Could you output each line of the data that follows exactly?

» **Provided records**:
════════════════

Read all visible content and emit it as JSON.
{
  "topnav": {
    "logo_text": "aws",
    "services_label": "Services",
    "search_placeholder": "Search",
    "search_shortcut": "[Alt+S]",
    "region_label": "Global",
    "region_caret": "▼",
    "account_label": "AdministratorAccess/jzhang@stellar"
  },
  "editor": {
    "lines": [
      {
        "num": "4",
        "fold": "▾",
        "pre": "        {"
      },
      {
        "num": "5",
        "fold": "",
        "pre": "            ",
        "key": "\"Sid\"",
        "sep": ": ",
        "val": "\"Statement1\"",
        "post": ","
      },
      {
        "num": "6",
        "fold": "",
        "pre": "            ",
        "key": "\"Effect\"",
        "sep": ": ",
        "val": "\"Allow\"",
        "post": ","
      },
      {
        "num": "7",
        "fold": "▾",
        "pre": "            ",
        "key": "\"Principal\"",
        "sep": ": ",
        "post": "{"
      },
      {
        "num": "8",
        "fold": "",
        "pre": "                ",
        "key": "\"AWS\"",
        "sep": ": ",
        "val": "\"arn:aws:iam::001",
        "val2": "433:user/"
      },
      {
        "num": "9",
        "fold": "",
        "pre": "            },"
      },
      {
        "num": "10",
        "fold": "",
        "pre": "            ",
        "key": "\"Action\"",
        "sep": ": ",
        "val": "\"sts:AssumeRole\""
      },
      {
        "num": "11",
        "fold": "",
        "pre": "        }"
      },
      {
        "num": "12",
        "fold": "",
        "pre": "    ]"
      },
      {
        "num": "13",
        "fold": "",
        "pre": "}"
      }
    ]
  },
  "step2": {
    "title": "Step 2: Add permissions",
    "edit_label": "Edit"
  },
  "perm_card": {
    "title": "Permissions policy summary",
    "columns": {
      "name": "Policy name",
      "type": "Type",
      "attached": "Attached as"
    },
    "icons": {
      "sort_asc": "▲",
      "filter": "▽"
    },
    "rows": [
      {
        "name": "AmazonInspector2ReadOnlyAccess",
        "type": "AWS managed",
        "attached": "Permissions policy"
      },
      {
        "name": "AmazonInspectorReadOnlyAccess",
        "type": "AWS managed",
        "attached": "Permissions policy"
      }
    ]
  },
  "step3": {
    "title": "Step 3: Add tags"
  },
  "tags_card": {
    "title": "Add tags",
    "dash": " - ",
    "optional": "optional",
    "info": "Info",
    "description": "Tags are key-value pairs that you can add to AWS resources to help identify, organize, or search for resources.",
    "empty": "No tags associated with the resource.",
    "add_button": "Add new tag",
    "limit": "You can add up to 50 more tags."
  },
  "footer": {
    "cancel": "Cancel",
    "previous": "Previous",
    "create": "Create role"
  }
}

════════════════

» **Result**:
Read all visible content and emit it as JSON.
{
  "topnav": {
    "logo_text": "aws",
    "services_label": "Services",
    "search_placeholder": "Search",
    "search_shortcut": "[Alt+S]",
    "region_label": "Global",
    "region_caret": "▼",
    "account_label": "AdministratorAccess/jzhang@stellar"
  },
  "editor": {
    "lines": [
      {
        "num": "4",
        "fold": "▾",
        "pre": "        {"
      },
      {
        "num": "5",
        "fold": "",
        "pre": "            ",
        "key": "\"Sid\"",
        "sep": ": ",
        "val": "\"Statement1\"",
        "post": ","
      },
      {
        "num": "6",
        "fold": "",
        "pre": "            ",
        "key": "\"Effect\"",
        "sep": ": ",
        "val": "\"Allow\"",
        "post": ","
      },
      {
        "num": "7",
        "fold": "▾",
        "pre": "            ",
        "key": "\"Principal\"",
        "sep": ": ",
        "post": "{"
      },
      {
        "num": "8",
        "fold": "",
        "pre": "                ",
        "key": "\"AWS\"",
        "sep": ": ",
        "val": "\"arn:aws:iam::001",
        "val2": "433:user/"
      },
      {
        "num": "9",
        "fold": "",
        "pre": "            },"
      },
      {
        "num": "10",
        "fold": "",
        "pre": "            ",
        "key": "\"Action\"",
        "sep": ": ",
        "val": "\"sts:AssumeRole\""
      },
      {
        "num": "11",
        "fold": "",
        "pre": "        }"
      },
      {
        "num": "12",
        "fold": "",
        "pre": "    ]"
      },
      {
        "num": "13",
        "fold": "",
        "pre": "}"
      }
    ]
  },
  "step2": {
    "title": "Step 2: Add permissions",
    "edit_label": "Edit"
  },
  "perm_card": {
    "title": "Permissions policy summary",
    "columns": {
      "name": "Policy name",
      "type": "Type",
      "attached": "Attached as"
    },
    "icons": {
      "sort_asc": "▲",
      "filter": "▽"
    },
    "rows": [
      {
        "name": "AmazonInspector2ReadOnlyAccess",
        "type": "AWS managed",
        "attached": "Permissions policy"
      },
      {
        "name": "AmazonInspectorReadOnlyAccess",
        "type": "AWS managed",
        "attached": "Permissions policy"
      }
    ]
  },
  "step3": {
    "title": "Step 3: Add tags"
  },
  "tags_card": {
    "title": "Add tags",
    "dash": " - ",
    "optional": "optional",
    "info": "Info",
    "description": "Tags are key-value pairs that you can add to AWS resources to help identify, organize, or search for resources.",
    "empty": "No tags associated with the resource.",
    "add_button": "Add new tag",
    "limit": "You can add up to 50 more tags."
  },
  "footer": {
    "cancel": "Cancel",
    "previous": "Previous",
    "create": "Create role"
  }
}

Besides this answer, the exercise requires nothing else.